━━ RECORDS SHOWN
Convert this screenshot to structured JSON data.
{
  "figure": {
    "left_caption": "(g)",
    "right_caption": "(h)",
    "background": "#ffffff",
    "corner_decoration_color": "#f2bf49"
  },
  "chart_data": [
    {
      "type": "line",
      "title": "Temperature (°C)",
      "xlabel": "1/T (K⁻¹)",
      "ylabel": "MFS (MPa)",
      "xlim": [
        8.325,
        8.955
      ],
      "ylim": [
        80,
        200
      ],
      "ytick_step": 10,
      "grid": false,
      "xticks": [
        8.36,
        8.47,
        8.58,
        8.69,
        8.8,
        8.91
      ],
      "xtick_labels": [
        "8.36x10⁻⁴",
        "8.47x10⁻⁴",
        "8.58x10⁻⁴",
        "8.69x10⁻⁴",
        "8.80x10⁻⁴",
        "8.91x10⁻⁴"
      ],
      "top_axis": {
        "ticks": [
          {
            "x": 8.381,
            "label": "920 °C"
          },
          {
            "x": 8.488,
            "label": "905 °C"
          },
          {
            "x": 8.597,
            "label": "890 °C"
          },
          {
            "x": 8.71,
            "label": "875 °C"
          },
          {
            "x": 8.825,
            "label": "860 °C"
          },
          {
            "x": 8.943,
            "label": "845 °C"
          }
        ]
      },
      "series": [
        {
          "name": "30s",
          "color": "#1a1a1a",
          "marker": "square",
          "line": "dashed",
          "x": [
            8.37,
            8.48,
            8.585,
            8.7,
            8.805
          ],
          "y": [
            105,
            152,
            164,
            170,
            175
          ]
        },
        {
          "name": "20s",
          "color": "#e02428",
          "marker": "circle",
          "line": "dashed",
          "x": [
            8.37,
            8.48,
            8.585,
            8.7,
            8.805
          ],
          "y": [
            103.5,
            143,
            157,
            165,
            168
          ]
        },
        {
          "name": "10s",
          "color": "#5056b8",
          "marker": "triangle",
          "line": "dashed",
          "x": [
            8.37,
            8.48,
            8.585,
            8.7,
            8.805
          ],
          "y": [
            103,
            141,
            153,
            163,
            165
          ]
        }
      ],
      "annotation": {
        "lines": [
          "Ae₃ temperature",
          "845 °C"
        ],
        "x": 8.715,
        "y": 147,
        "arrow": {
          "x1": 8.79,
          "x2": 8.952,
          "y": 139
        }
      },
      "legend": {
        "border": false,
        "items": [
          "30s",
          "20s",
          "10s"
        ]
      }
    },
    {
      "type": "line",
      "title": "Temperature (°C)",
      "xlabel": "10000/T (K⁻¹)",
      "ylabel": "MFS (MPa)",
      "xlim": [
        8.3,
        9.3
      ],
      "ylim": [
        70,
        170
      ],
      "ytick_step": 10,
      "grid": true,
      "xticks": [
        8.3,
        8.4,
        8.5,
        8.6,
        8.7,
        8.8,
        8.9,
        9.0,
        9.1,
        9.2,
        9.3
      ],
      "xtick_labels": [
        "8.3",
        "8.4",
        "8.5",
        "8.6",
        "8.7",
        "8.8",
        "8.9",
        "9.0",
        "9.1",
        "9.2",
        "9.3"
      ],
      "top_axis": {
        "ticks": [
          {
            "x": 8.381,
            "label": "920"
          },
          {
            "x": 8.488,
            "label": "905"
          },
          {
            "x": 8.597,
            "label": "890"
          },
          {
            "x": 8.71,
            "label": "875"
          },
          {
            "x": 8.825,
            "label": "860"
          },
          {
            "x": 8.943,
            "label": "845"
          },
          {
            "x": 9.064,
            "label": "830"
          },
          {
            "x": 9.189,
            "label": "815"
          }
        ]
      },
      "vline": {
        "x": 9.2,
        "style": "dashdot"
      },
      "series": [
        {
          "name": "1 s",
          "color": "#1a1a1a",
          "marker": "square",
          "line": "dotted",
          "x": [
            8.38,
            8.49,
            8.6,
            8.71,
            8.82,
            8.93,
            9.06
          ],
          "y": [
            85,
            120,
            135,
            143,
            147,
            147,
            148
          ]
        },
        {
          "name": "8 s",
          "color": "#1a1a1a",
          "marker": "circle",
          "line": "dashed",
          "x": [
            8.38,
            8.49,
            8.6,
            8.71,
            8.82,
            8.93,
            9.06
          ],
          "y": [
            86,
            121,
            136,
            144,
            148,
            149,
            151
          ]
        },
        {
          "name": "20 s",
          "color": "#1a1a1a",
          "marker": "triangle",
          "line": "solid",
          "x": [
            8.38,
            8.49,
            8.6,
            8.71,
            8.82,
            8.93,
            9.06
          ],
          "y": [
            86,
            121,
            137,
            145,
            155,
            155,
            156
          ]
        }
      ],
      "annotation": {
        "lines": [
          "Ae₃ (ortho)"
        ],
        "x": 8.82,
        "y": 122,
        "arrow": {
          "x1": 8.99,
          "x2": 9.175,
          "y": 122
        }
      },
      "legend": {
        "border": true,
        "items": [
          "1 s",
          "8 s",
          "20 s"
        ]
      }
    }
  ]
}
━━━━
_EXERCISE DETAILS_
Reproduce the material above, every line of it, exactly.

_THE ANSWER_
Convert this screenshot to structured JSON data.
{
  "figure": {
    "left_caption": "(g)",
    "right_caption": "(h)",
    "background": "#ffffff",
    "corner_decoration_color": "#f2bf49"
  },
  "chart_data": [
    {
      "type": "line",
      "title": "Temperature (°C)",
      "xlabel": "1/T (K⁻¹)",
      "ylabel": "MFS (MPa)",
      "xlim": [
        8.325,
        8.955
      ],
      "ylim": [
        80,
        200
      ],
      "ytick_step": 10,
      "grid": false,
      "xticks": [
        8.36,
        8.47,
        8.58,
        8.69,
        8.8,
        8.91
      ],
      "xtick_labels": [
        "8.36x10⁻⁴",
        "8.47x10⁻⁴",
        "8.58x10⁻⁴",
        "8.69x10⁻⁴",
        "8.80x10⁻⁴",
        "8.91x10⁻⁴"
      ],
      "top_axis": {
        "ticks": [
          {
            "x": 8.381,
            "label": "920 °C"
          },
          {
            "x": 8.488,
            "label": "905 °C"
          },
          {
            "x": 8.597,
            "label": "890 °C"
          },
          {
            "x": 8.71,
            "label": "875 °C"
          },
          {
            "x": 8.825,
            "label": "860 °C"
          },
          {
            "x": 8.943,
            "label": "845 °C"
          }
        ]
      },
      "series": [
        {
          "name": "30s",
          "color": "#1a1a1a",
          "marker": "square",
          "line": "dashed",
          "x": [
            8.37,
            8.48,
            8.585,
            8.7,
            8.805
          ],
          "y": [
            105,
            152,
            164,
            170,
            175
          ]
        },
        {
          "name": "20s",
          "color": "#e02428",
          "marker": "circle",
          "line": "dashed",
          "x": [
            8.37,
            8.48,
            8.585,
            8.7,
            8.805
          ],
          "y": [
            103.5,
            143,
            157,
            165,
            168
          ]
        },
        {
          "name": "10s",
          "color": "#5056b8",
          "marker": "triangle",
          "line": "dashed",
          "x": [
            8.37,
            8.48,
            8.585,
            8.7,
            8.805
          ],
          "y": [
            103,
            141,
            153,
            163,
            165
          ]
        }
      ],
      "annotation": {
        "lines": [
          "Ae₃ temperature",
          "845 °C"
        ],
        "x": 8.715,
        "y": 147,
        "arrow": {
          "x1": 8.79,
          "x2": 8.952,
          "y": 139
        }
      },
      "legend": {
        "border": false,
        "items": [
          "30s",
          "20s",
          "10s"
        ]
      }
    },
    {
      "type": "line",
      "title": "Temperature (°C)",
      "xlabel": "10000/T (K⁻¹)",
      "ylabel": "MFS (MPa)",
      "xlim": [
        8.3,
        9.3
      ],
      "ylim": [
        70,
        170
      ],
      "ytick_step": 10,
      "grid": true,
      "xticks": [
        8.3,
        8.4,
        8.5,
        8.6,
        8.7,
        8.8,
        8.9,
        9.0,
        9.1,
        9.2,
        9.3
      ],
      "xtick_labels": [
        "8.3",
        "8.4",
        "8.5",
        "8.6",
        "8.7",
        "8.8",
        "8.9",
        "9.0",
        "9.1",
        "9.2",
        "9.3"
      ],
      "top_axis": {
        "ticks": [
          {
            "x": 8.381,
            "label": "920"
          },
          {
            "x": 8.488,
            "label": "905"
          },
          {
            "x": 8.597,
            "label": "890"
          },
          {
            "x": 8.71,
            "label": "875"
          },
          {
            "x": 8.825,
            "label": "860"
          },
          {
            "x": 8.943,
            "label": "845"
          },
          {
            "x": 9.064,
            "label": "830"
          },
          {
            "x": 9.189,
            "label": "815"
          }
        ]
      },
      "vline": {
        "x": 9.2,
        "style": "dashdot"
      },
      "series": [
        {
          "name": "1 s",
          "color": "#1a1a1a",
          "marker": "square",
          "line": "dotted",
          "x": [
            8.38,
            8.49,
            8.6,
            8.71,
            8.82,
            8.93,
            9.06
          ],
          "y": [
            85,
            120,
            135,
            143,
            147,
            147,
            148
          ]
        },
        {
          "name": "8 s",
          "color": "#1a1a1a",
          "marker": "circle",
          "line": "dashed",
          "x": [
            8.38,
            8.49,
            8.6,
            8.71,
            8.82,
            8.93,
            9.06
          ],
          "y": [
            86,
            121,
            136,
            144,
            148,
            149,
            151
          ]
        },
        {
          "name": "20 s",
          "color": "#1a1a1a",
          "marker": "triangle",
          "line": "solid",
          "x": [
            8.38,
            8.49,
            8.6,
            8.71,
            8.82,
            8.93,
            9.06
          ],
          "y": [
            86,
            121,
            137,
            145,
            155,
            155,
            156
          ]
        }
      ],
      "annotation": {
        "lines": [
          "Ae₃ (ortho)"
        ],
        "x": 8.82,
        "y": 122,
        "arrow": {
          "x1": 8.99,
          "x2": 9.175,
          "y": 122
        }
      },
      "legend": {
        "border": true,
        "items": [
          "1 s",
          "8 s",
          "20 s"
        ]
      }
    }
  ]
}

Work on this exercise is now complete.